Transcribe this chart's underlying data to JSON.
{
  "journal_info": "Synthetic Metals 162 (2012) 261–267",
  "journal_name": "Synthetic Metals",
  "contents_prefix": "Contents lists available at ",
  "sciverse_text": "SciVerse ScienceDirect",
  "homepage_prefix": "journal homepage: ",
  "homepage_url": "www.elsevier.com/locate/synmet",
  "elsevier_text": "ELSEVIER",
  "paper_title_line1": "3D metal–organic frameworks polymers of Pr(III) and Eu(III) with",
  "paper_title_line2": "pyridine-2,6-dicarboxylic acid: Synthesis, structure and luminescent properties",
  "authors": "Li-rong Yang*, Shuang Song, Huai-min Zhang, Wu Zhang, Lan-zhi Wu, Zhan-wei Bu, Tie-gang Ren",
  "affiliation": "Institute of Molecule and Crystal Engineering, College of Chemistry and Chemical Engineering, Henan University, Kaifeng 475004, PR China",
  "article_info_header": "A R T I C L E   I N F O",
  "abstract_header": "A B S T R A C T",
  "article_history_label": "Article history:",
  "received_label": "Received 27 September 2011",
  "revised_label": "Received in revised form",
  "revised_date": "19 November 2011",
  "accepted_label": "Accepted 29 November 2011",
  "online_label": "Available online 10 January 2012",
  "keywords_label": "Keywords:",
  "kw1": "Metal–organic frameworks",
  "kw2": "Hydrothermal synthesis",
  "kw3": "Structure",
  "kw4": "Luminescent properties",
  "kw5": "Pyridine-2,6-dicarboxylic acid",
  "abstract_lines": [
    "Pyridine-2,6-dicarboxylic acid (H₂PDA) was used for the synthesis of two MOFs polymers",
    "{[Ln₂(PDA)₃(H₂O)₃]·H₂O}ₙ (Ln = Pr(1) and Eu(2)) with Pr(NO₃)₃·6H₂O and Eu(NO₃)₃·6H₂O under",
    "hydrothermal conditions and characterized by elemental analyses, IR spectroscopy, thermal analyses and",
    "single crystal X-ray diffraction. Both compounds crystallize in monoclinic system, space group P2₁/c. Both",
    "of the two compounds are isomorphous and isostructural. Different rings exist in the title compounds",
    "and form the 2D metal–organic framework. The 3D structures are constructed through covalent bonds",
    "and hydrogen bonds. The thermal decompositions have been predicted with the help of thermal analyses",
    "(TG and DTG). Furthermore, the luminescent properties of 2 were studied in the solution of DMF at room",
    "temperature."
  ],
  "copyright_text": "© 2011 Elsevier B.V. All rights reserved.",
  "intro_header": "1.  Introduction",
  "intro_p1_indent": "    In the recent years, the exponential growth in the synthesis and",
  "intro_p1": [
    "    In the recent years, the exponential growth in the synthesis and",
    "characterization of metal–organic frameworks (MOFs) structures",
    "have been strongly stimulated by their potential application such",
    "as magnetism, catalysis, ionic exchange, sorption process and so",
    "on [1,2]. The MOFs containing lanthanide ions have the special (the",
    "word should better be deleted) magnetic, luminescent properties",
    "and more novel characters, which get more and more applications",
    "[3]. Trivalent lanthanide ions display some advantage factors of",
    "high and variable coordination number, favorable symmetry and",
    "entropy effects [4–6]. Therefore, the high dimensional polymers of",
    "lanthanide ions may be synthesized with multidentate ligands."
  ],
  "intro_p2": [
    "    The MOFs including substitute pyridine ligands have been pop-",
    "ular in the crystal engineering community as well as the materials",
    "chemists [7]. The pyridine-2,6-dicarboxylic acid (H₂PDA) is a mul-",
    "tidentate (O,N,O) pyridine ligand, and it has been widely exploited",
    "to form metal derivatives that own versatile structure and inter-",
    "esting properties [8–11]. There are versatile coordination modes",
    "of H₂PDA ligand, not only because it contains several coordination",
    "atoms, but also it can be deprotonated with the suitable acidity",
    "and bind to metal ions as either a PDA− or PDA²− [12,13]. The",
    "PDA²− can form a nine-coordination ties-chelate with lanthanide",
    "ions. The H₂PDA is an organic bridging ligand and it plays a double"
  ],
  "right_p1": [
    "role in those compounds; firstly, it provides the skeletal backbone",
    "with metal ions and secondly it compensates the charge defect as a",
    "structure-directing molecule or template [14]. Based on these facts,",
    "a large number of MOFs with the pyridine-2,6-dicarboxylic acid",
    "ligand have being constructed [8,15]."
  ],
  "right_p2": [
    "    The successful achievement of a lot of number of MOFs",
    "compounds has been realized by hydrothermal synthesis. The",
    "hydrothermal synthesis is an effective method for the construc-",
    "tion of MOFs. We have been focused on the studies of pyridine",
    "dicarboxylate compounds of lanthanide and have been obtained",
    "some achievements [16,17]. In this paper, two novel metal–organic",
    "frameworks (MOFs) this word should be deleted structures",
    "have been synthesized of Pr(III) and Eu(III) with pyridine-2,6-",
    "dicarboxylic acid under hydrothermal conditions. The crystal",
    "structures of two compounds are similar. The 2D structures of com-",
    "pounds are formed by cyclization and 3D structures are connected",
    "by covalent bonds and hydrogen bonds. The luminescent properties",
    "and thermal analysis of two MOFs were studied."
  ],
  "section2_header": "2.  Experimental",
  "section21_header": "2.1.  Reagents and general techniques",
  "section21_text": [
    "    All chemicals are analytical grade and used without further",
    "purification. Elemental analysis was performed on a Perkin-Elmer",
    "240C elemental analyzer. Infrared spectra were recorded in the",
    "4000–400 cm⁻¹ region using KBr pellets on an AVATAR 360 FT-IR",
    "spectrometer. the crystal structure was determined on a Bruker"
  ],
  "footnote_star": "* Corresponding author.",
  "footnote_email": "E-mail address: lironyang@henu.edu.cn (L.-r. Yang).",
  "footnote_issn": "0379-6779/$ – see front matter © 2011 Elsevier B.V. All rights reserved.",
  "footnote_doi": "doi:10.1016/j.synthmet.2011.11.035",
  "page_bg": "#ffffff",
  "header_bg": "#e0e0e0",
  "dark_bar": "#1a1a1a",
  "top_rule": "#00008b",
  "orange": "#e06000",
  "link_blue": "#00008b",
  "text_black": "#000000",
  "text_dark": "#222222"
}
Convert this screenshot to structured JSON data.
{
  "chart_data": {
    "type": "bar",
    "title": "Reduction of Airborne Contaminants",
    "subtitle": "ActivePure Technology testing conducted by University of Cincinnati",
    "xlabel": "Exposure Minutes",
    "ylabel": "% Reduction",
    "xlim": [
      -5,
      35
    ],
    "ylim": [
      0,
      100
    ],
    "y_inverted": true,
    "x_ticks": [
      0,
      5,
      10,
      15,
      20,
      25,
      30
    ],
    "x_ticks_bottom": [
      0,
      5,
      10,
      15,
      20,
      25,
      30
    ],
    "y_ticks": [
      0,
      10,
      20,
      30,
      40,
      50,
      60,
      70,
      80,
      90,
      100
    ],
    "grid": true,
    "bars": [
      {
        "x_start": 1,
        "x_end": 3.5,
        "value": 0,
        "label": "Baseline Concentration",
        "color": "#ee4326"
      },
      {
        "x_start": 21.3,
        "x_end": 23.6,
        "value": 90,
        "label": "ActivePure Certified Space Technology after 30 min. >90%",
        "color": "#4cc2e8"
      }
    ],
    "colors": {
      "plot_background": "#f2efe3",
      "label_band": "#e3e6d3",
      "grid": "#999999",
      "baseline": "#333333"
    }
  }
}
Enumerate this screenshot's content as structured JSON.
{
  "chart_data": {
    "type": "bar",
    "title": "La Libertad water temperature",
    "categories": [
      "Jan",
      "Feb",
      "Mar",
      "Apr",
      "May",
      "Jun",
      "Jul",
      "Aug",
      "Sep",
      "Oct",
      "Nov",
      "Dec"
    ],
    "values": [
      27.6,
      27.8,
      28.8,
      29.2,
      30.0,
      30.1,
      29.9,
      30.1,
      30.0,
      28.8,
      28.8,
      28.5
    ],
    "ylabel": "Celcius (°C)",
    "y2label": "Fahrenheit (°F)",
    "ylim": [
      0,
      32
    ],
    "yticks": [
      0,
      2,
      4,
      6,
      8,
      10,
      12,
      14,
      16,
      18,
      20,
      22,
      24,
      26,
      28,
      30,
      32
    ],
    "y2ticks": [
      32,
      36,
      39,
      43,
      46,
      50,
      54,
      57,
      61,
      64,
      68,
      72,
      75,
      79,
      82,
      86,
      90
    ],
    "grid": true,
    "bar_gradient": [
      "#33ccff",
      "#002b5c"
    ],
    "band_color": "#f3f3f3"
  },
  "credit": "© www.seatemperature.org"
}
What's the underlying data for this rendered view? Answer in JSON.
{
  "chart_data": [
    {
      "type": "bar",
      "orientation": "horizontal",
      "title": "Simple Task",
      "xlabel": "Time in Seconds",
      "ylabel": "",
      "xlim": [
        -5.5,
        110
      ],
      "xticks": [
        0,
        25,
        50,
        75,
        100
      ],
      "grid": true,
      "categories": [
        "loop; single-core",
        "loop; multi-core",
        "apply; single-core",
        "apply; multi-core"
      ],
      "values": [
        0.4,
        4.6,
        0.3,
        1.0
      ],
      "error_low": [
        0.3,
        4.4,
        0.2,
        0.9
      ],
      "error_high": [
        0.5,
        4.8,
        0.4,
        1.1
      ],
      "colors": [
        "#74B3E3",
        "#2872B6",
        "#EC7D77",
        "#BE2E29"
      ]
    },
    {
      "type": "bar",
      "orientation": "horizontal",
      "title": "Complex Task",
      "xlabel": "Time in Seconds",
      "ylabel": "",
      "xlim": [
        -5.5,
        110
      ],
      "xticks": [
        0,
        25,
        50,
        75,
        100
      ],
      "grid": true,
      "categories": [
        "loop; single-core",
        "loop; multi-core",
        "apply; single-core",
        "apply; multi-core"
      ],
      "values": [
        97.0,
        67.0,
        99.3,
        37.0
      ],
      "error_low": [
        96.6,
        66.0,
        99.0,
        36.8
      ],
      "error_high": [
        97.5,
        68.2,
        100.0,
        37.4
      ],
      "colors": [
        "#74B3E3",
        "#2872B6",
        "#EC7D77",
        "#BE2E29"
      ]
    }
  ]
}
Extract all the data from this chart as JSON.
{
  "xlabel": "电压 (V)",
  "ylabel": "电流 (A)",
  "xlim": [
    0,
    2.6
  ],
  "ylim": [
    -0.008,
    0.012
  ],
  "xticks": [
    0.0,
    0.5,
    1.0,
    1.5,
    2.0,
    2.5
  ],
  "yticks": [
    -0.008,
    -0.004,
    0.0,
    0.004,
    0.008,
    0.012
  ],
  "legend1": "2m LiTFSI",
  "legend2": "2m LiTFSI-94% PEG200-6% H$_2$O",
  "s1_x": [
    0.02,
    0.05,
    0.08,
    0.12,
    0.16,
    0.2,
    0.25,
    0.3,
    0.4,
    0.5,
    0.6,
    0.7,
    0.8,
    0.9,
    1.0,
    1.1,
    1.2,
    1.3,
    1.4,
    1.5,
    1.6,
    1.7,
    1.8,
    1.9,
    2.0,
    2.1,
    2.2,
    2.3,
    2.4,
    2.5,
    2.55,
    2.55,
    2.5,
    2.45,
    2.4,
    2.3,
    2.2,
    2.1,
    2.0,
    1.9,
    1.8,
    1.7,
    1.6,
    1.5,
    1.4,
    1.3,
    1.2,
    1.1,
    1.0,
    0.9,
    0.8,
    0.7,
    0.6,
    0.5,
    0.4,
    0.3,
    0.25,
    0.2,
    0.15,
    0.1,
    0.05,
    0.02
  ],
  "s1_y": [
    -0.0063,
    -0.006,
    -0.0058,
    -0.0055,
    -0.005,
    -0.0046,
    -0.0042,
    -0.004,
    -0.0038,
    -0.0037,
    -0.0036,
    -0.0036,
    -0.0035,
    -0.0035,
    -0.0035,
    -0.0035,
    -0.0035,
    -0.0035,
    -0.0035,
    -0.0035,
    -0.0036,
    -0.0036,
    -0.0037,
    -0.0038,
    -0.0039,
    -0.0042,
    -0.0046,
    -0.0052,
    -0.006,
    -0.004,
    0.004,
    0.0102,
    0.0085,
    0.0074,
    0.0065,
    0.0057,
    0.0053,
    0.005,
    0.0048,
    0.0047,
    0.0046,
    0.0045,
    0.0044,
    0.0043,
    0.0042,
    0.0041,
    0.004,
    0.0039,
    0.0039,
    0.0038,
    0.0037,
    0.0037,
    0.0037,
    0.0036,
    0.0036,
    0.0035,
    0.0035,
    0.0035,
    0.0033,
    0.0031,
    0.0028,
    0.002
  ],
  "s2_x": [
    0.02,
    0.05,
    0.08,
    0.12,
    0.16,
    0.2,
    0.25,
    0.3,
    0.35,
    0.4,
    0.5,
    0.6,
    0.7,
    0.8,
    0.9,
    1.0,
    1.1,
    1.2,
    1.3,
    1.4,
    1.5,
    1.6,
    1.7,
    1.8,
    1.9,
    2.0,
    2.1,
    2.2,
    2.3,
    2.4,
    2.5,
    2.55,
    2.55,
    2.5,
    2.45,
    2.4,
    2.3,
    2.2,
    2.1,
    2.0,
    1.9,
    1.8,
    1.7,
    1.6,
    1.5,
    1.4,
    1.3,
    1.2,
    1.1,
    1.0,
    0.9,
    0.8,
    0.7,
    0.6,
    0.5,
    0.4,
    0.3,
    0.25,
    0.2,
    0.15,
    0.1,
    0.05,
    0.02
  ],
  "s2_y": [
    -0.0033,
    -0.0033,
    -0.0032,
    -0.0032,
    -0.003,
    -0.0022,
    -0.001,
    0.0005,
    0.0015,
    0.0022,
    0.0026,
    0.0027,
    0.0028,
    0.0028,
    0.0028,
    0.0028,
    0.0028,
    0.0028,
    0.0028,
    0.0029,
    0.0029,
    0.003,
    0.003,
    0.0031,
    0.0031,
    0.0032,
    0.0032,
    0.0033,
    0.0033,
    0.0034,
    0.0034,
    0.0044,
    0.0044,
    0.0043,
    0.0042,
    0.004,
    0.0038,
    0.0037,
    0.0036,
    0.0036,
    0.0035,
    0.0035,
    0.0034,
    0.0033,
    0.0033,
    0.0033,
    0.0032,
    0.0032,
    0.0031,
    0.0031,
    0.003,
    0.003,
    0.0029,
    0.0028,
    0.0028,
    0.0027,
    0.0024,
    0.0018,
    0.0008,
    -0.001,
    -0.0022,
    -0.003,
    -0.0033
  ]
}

PROBLEM TO SOLVE:
Copy each line in the data that holds the word "should".

REPLY TO THE EXERCISE:
    "word should better be deleted) magnetic, luminescent properties",
    "frameworks (MOFs) this word should be deleted structures",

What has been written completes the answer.